---------- Input records ----------
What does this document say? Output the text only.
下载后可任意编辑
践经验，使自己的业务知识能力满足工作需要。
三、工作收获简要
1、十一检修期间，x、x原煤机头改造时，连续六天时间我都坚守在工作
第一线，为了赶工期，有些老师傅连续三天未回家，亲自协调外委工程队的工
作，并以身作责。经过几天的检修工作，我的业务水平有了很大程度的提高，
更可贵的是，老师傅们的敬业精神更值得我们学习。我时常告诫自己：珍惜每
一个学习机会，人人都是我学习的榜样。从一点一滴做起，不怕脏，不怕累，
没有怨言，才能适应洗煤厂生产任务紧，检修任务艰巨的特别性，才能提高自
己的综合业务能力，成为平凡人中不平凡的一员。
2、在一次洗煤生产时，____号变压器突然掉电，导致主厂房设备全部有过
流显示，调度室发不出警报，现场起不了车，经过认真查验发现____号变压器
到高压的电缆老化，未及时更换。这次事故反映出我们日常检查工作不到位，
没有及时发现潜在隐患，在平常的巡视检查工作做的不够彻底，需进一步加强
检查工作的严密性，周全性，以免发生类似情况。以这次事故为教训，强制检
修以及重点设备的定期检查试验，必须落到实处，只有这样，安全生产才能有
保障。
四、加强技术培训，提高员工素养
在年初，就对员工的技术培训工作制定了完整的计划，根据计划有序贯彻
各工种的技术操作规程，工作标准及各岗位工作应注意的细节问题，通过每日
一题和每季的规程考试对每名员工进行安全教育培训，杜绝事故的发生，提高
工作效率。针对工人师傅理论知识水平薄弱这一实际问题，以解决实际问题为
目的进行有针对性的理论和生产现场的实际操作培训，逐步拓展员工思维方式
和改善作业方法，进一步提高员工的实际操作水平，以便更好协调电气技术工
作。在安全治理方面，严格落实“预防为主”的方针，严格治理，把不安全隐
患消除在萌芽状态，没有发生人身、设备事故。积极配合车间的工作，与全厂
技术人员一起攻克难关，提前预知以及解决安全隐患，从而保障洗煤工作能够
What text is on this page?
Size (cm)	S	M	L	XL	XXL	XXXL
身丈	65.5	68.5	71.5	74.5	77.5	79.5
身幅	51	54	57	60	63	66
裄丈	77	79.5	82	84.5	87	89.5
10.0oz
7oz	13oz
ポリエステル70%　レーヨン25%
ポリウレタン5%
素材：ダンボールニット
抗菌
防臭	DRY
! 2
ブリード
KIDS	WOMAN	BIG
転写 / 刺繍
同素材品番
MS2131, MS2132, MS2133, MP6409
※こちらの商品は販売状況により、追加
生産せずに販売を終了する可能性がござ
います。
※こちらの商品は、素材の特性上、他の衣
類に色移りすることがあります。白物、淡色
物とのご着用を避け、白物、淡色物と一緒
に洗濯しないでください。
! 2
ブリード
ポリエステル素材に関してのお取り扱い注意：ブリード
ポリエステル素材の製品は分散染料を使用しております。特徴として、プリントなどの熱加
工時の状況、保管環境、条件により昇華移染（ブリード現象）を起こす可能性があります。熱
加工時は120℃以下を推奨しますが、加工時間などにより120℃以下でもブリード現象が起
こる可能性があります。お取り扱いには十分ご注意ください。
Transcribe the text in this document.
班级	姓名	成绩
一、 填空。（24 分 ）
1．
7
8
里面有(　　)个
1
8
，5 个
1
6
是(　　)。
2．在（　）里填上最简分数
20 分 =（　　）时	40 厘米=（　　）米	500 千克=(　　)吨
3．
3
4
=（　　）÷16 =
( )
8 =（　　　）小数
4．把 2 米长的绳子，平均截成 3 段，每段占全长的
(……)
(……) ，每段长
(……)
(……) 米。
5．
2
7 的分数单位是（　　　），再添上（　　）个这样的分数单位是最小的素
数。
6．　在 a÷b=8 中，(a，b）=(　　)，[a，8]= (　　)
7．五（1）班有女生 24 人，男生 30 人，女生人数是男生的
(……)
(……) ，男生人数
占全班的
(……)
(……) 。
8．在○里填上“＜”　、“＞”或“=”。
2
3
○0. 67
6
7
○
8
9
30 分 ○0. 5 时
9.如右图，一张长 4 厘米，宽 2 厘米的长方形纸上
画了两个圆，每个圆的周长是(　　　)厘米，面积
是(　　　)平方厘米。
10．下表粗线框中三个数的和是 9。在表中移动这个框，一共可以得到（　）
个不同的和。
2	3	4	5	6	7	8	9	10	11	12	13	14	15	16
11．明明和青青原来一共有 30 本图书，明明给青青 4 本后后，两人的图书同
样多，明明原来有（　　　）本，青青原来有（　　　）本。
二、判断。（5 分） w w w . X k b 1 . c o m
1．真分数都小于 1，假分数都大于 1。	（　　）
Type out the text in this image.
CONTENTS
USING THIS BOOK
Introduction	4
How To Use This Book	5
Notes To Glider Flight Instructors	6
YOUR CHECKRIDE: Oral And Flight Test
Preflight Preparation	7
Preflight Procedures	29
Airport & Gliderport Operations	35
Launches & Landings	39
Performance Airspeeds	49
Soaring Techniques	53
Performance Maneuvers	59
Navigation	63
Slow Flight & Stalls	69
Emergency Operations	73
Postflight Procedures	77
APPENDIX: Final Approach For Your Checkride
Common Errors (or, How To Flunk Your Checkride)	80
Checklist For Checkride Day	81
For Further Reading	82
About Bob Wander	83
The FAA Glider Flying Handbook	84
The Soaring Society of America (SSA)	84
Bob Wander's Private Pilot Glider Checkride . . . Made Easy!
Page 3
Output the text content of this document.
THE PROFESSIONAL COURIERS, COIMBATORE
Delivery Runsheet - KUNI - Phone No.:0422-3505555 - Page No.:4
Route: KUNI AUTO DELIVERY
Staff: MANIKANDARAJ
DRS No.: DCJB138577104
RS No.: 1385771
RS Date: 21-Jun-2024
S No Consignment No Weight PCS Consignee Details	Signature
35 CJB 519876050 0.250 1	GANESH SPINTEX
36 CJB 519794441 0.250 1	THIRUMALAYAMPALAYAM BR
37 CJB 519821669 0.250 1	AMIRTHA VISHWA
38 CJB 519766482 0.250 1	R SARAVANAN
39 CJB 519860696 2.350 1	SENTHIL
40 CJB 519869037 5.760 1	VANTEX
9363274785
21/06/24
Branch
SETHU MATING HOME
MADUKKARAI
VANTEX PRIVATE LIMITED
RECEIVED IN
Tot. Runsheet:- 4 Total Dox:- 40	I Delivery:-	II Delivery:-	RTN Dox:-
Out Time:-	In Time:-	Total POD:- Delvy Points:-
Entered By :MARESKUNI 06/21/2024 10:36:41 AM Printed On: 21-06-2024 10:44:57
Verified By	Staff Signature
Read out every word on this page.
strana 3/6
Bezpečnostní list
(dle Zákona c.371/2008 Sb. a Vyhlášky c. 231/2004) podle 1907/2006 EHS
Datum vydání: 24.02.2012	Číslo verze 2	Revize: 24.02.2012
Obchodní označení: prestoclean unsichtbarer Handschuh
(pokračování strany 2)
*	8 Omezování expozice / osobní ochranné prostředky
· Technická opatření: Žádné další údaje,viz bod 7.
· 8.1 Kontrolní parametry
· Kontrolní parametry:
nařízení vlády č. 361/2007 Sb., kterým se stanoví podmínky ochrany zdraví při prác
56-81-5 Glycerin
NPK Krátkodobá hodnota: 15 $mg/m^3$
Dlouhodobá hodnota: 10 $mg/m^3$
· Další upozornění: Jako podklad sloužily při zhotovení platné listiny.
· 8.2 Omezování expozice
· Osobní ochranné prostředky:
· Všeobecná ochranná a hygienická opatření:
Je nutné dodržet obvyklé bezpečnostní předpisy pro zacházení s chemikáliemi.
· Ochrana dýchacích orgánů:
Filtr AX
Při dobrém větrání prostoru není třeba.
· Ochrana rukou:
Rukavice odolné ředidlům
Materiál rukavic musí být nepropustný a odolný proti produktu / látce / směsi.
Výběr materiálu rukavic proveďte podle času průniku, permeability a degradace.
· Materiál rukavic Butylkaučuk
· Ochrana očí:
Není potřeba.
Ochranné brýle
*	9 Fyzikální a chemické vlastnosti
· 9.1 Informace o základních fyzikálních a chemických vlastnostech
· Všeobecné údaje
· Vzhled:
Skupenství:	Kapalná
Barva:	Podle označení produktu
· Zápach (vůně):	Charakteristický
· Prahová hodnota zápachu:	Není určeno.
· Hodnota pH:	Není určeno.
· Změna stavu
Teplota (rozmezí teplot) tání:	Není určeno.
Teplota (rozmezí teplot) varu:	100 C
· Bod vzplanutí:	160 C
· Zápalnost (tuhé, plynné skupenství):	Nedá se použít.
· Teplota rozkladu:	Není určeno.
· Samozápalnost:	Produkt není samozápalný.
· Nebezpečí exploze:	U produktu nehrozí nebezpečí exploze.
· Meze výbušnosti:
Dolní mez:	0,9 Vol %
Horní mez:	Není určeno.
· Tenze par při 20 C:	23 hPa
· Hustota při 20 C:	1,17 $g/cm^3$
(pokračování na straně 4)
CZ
----------
» **What you need to do**:
In the records above, find each line that holds the word "údaje"; copy all such lines.

» **Exercise output**:
· Technická opatření: Žádné další údaje,viz bod 7.
· Všeobecné údaje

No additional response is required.